● Task requirements
Without the pictures, copy the entries below word for word.

***** Records for this exercise *****

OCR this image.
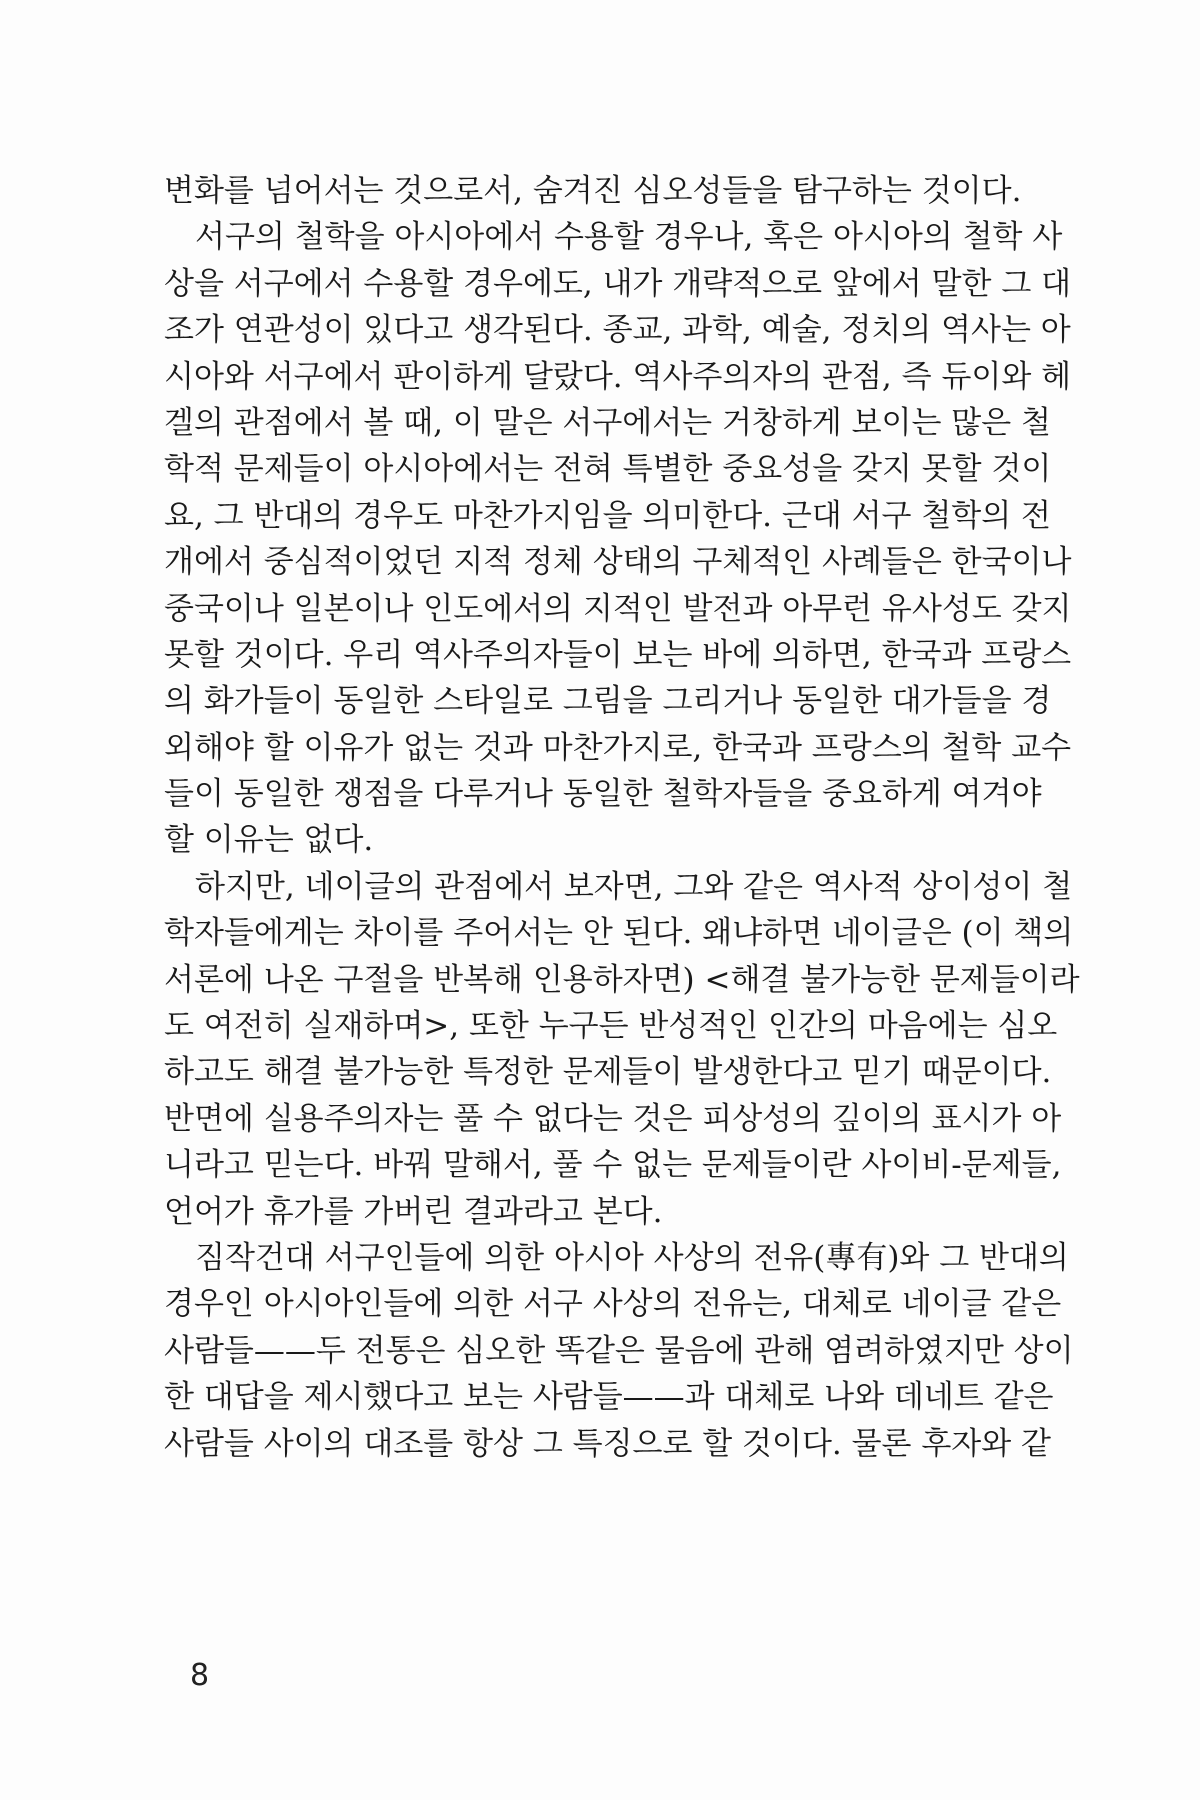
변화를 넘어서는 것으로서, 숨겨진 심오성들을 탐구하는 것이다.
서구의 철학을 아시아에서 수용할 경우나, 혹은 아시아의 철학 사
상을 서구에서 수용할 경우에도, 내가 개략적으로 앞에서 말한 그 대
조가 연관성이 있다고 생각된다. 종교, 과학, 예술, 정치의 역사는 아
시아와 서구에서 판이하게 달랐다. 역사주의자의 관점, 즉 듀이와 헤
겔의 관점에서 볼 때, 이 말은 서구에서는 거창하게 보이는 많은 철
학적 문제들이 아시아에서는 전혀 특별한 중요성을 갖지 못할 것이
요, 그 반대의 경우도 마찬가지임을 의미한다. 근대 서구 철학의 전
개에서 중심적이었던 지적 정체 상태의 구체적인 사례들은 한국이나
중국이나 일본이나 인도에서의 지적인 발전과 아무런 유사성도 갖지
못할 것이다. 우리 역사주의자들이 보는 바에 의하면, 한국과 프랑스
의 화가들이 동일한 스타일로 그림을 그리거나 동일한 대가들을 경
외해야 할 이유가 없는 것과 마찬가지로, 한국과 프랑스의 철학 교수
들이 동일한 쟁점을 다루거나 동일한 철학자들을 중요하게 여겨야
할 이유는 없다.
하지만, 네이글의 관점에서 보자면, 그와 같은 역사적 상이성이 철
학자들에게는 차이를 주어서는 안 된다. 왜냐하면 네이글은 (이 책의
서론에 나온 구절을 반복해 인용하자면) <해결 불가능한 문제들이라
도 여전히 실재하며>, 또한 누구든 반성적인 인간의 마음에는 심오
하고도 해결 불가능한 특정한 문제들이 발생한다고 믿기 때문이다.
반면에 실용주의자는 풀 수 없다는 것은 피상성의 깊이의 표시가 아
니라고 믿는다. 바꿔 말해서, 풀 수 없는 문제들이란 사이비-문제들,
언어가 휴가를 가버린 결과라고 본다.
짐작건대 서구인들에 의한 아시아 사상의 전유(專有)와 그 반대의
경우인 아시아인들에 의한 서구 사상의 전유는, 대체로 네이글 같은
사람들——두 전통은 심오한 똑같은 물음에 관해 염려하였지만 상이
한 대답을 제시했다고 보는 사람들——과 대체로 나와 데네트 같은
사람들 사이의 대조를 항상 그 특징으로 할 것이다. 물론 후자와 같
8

*****

● Response below
OCR this image.
변화를 넘어서는 것으로서, 숨겨진 심오성들을 탐구하는 것이다.
서구의 철학을 아시아에서 수용할 경우나, 혹은 아시아의 철학 사
상을 서구에서 수용할 경우에도, 내가 개략적으로 앞에서 말한 그 대
조가 연관성이 있다고 생각된다. 종교, 과학, 예술, 정치의 역사는 아
시아와 서구에서 판이하게 달랐다. 역사주의자의 관점, 즉 듀이와 헤
겔의 관점에서 볼 때, 이 말은 서구에서는 거창하게 보이는 많은 철
학적 문제들이 아시아에서는 전혀 특별한 중요성을 갖지 못할 것이
요, 그 반대의 경우도 마찬가지임을 의미한다. 근대 서구 철학의 전
개에서 중심적이었던 지적 정체 상태의 구체적인 사례들은 한국이나
중국이나 일본이나 인도에서의 지적인 발전과 아무런 유사성도 갖지
못할 것이다. 우리 역사주의자들이 보는 바에 의하면, 한국과 프랑스
의 화가들이 동일한 스타일로 그림을 그리거나 동일한 대가들을 경
외해야 할 이유가 없는 것과 마찬가지로, 한국과 프랑스의 철학 교수
들이 동일한 쟁점을 다루거나 동일한 철학자들을 중요하게 여겨야
할 이유는 없다.
하지만, 네이글의 관점에서 보자면, 그와 같은 역사적 상이성이 철
학자들에게는 차이를 주어서는 안 된다. 왜냐하면 네이글은 (이 책의
서론에 나온 구절을 반복해 인용하자면) <해결 불가능한 문제들이라
도 여전히 실재하며>, 또한 누구든 반성적인 인간의 마음에는 심오
하고도 해결 불가능한 특정한 문제들이 발생한다고 믿기 때문이다.
반면에 실용주의자는 풀 수 없다는 것은 피상성의 깊이의 표시가 아
니라고 믿는다. 바꿔 말해서, 풀 수 없는 문제들이란 사이비-문제들,
언어가 휴가를 가버린 결과라고 본다.
짐작건대 서구인들에 의한 아시아 사상의 전유(專有)와 그 반대의
경우인 아시아인들에 의한 서구 사상의 전유는, 대체로 네이글 같은
사람들——두 전통은 심오한 똑같은 물음에 관해 염려하였지만 상이
한 대답을 제시했다고 보는 사람들——과 대체로 나와 데네트 같은
사람들 사이의 대조를 항상 그 특징으로 할 것이다. 물론 후자와 같
8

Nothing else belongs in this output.